#### SET PROBLEM:
Reproduce all of the data exactly.

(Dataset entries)
-- begin --
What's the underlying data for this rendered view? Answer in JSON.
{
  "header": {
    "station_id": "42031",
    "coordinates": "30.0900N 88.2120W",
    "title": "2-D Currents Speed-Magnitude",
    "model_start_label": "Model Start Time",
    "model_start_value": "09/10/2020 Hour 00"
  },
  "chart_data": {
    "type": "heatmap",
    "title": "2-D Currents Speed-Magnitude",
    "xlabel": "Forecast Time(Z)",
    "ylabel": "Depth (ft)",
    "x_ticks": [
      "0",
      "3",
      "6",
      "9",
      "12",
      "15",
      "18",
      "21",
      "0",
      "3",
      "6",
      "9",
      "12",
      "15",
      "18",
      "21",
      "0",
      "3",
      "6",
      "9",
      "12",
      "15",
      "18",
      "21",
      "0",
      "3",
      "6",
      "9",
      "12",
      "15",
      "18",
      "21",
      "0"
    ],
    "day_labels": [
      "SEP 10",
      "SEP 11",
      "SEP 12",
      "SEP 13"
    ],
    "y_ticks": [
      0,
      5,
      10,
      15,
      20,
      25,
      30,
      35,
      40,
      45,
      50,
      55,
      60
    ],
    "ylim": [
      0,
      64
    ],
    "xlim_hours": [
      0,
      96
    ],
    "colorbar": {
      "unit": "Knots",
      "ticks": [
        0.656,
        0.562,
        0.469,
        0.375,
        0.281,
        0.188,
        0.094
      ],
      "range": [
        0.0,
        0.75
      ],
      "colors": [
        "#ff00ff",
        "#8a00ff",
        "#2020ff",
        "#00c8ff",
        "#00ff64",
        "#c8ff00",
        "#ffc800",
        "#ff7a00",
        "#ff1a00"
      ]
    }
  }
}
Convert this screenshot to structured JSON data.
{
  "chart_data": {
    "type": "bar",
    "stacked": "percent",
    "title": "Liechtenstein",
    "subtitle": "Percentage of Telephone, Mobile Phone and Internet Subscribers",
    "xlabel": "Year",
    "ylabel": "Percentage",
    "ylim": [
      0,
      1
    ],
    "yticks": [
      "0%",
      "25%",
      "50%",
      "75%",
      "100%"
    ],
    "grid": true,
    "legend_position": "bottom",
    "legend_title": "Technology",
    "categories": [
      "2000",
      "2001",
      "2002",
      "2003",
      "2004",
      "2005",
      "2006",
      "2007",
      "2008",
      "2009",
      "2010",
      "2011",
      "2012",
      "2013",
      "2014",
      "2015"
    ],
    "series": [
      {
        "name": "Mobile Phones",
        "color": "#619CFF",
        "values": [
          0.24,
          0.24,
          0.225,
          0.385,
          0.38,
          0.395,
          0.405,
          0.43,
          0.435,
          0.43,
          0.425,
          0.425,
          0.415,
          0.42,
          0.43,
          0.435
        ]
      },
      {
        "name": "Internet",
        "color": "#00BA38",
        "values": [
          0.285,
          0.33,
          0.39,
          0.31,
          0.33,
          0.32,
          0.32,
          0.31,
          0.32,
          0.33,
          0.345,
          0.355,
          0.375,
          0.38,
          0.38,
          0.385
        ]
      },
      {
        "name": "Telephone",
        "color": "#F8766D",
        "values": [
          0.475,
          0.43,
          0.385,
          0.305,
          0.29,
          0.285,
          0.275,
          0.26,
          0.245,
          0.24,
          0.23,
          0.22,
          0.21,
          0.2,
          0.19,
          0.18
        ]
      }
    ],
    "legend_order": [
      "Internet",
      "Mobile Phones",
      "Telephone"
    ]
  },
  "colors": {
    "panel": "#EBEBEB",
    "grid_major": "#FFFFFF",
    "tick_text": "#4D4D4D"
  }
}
-- end --
#### ANSWER FOR THIS EXERCISE:
What's the underlying data for this rendered view? Answer in JSON.
{
  "header": {
    "station_id": "42031",
    "coordinates": "30.0900N 88.2120W",
    "title": "2-D Currents Speed-Magnitude",
    "model_start_label": "Model Start Time",
    "model_start_value": "09/10/2020 Hour 00"
  },
  "chart_data": {
    "type": "heatmap",
    "title": "2-D Currents Speed-Magnitude",
    "xlabel": "Forecast Time(Z)",
    "ylabel": "Depth (ft)",
    "x_ticks": [
      "0",
      "3",
      "6",
      "9",
      "12",
      "15",
      "18",
      "21",
      "0",
      "3",
      "6",
      "9",
      "12",
      "15",
      "18",
      "21",
      "0",
      "3",
      "6",
      "9",
      "12",
      "15",
      "18",
      "21",
      "0",
      "3",
      "6",
      "9",
      "12",
      "15",
      "18",
      "21",
      "0"
    ],
    "day_labels": [
      "SEP 10",
      "SEP 11",
      "SEP 12",
      "SEP 13"
    ],
    "y_ticks": [
      0,
      5,
      10,
      15,
      20,
      25,
      30,
      35,
      40,
      45,
      50,
      55,
      60
    ],
    "ylim": [
      0,
      64
    ],
    "xlim_hours": [
      0,
      96
    ],
    "colorbar": {
      "unit": "Knots",
      "ticks": [
        0.656,
        0.562,
        0.469,
        0.375,
        0.281,
        0.188,
        0.094
      ],
      "range": [
        0.0,
        0.75
      ],
      "colors": [
        "#ff00ff",
        "#8a00ff",
        "#2020ff",
        "#00c8ff",
        "#00ff64",
        "#c8ff00",
        "#ffc800",
        "#ff7a00",
        "#ff1a00"
      ]
    }
  }
}
Convert this screenshot to structured JSON data.
{
  "chart_data": {
    "type": "bar",
    "stacked": "percent",
    "title": "Liechtenstein",
    "subtitle": "Percentage of Telephone, Mobile Phone and Internet Subscribers",
    "xlabel": "Year",
    "ylabel": "Percentage",
    "ylim": [
      0,
      1
    ],
    "yticks": [
      "0%",
      "25%",
      "50%",
      "75%",
      "100%"
    ],
    "grid": true,
    "legend_position": "bottom",
    "legend_title": "Technology",
    "categories": [
      "2000",
      "2001",
      "2002",
      "2003",
      "2004",
      "2005",
      "2006",
      "2007",
      "2008",
      "2009",
      "2010",
      "2011",
      "2012",
      "2013",
      "2014",
      "2015"
    ],
    "series": [
      {
        "name": "Mobile Phones",
        "color": "#619CFF",
        "values": [
          0.24,
          0.24,
          0.225,
          0.385,
          0.38,
          0.395,
          0.405,
          0.43,
          0.435,
          0.43,
          0.425,
          0.425,
          0.415,
          0.42,
          0.43,
          0.435
        ]
      },
      {
        "name": "Internet",
        "color": "#00BA38",
        "values": [
          0.285,
          0.33,
          0.39,
          0.31,
          0.33,
          0.32,
          0.32,
          0.31,
          0.32,
          0.33,
          0.345,
          0.355,
          0.375,
          0.38,
          0.38,
          0.385
        ]
      },
      {
        "name": "Telephone",
        "color": "#F8766D",
        "values": [
          0.475,
          0.43,
          0.385,
          0.305,
          0.29,
          0.285,
          0.275,
          0.26,
          0.245,
          0.24,
          0.23,
          0.22,
          0.21,
          0.2,
          0.19,
          0.18
        ]
      }
    ],
    "legend_order": [
      "Internet",
      "Mobile Phones",
      "Telephone"
    ]
  },
  "colors": {
    "panel": "#EBEBEB",
    "grid_major": "#FFFFFF",
    "tick_text": "#4D4D4D"
  }
}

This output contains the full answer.